• **Dataset extract**:
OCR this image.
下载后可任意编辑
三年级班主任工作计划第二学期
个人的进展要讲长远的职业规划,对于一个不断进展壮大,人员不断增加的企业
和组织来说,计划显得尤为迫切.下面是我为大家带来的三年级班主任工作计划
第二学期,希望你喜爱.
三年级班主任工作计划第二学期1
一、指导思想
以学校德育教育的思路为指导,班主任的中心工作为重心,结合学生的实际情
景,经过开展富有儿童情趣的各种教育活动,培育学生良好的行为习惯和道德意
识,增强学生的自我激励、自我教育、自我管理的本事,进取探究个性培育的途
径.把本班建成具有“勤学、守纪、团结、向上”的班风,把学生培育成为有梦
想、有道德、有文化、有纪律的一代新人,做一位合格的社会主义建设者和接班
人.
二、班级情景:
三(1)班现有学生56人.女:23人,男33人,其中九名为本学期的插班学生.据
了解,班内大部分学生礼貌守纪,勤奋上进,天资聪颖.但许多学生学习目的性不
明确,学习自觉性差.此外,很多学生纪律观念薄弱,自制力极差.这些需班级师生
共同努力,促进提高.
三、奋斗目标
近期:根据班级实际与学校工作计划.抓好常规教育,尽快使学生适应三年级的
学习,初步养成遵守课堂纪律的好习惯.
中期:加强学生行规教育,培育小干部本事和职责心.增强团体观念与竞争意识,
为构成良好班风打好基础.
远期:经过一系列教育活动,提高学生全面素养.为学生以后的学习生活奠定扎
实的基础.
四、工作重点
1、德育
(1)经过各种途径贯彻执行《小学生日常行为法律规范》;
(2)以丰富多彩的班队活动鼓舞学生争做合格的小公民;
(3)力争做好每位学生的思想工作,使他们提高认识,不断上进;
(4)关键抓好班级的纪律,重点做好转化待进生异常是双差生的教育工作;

* * *

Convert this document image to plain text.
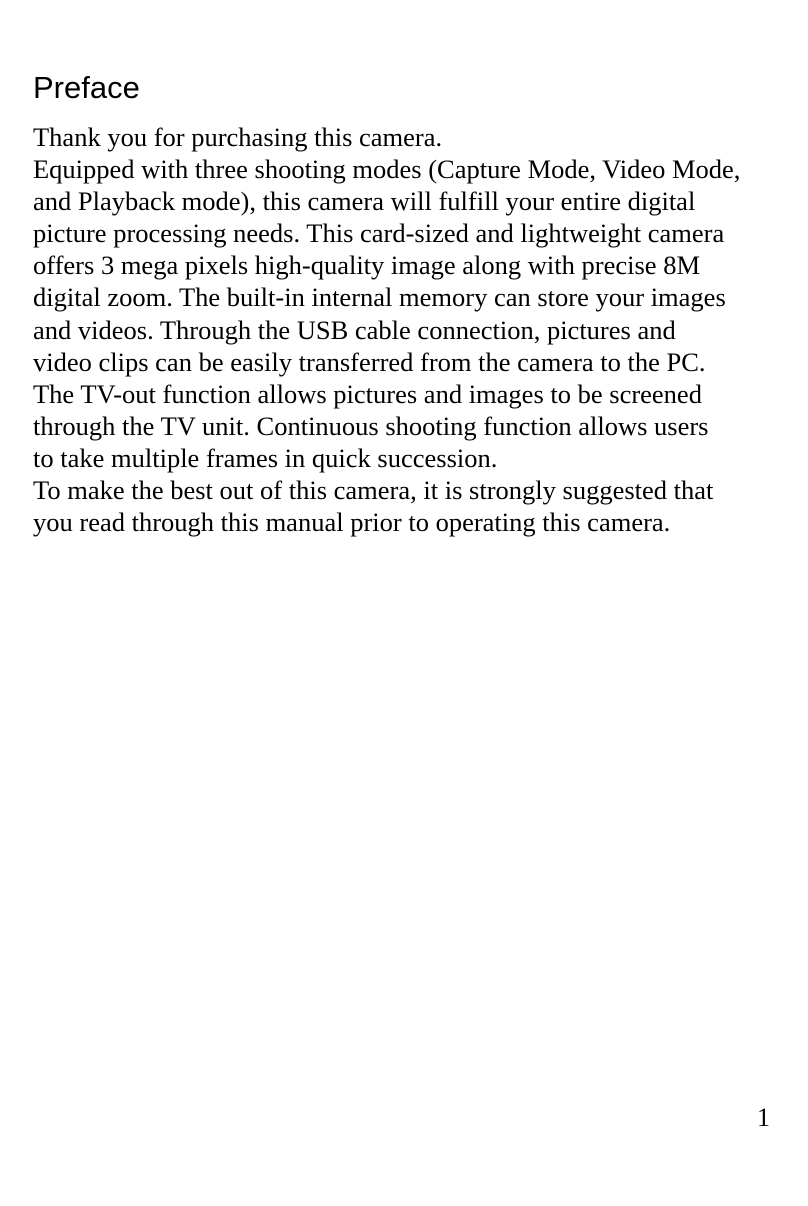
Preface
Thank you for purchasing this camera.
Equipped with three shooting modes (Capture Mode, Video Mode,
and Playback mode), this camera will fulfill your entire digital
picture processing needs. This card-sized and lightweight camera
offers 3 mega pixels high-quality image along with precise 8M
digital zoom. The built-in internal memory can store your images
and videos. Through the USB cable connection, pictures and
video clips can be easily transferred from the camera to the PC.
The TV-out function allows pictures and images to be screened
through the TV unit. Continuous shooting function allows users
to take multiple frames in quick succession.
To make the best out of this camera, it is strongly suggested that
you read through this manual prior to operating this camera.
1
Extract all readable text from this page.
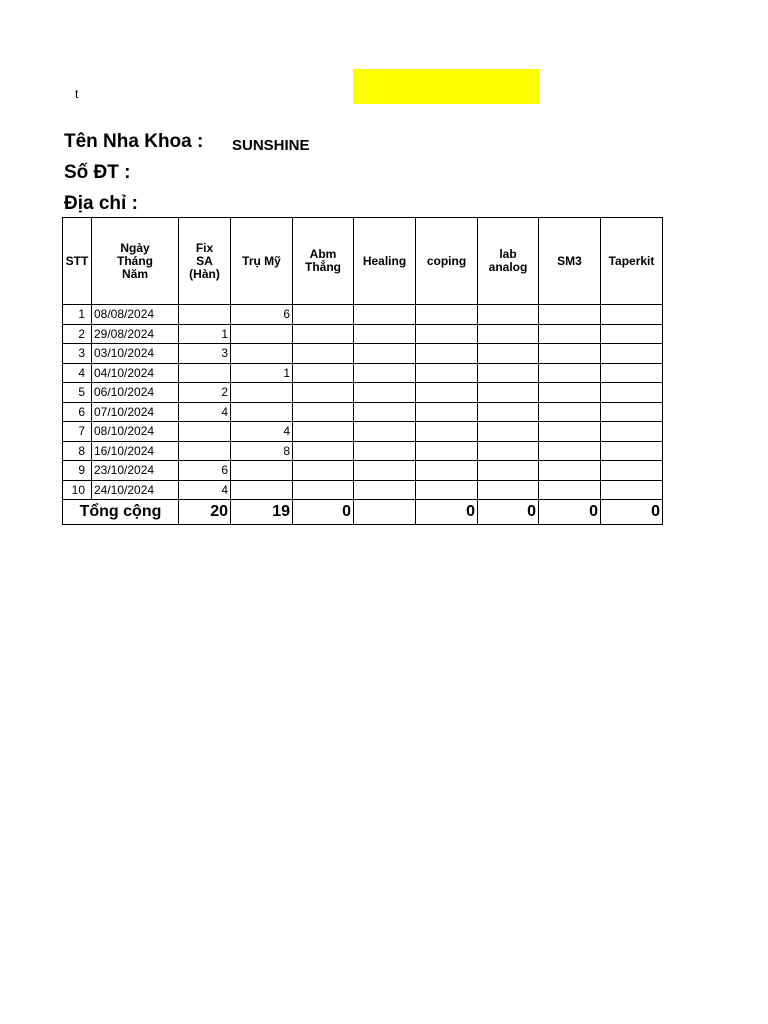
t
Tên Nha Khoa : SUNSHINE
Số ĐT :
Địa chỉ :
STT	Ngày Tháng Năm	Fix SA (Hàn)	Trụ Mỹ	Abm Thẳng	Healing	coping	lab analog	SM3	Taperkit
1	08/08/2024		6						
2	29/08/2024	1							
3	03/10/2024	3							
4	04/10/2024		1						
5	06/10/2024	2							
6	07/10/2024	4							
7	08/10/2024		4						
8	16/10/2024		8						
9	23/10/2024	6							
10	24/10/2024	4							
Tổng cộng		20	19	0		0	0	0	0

• **What this task involves**:
Collect each line holding the string "with".

• **Finished answer**:
Equipped with three shooting modes (Capture Mode, Video Mode,
offers 3 mega pixels high-quality image along with precise 8M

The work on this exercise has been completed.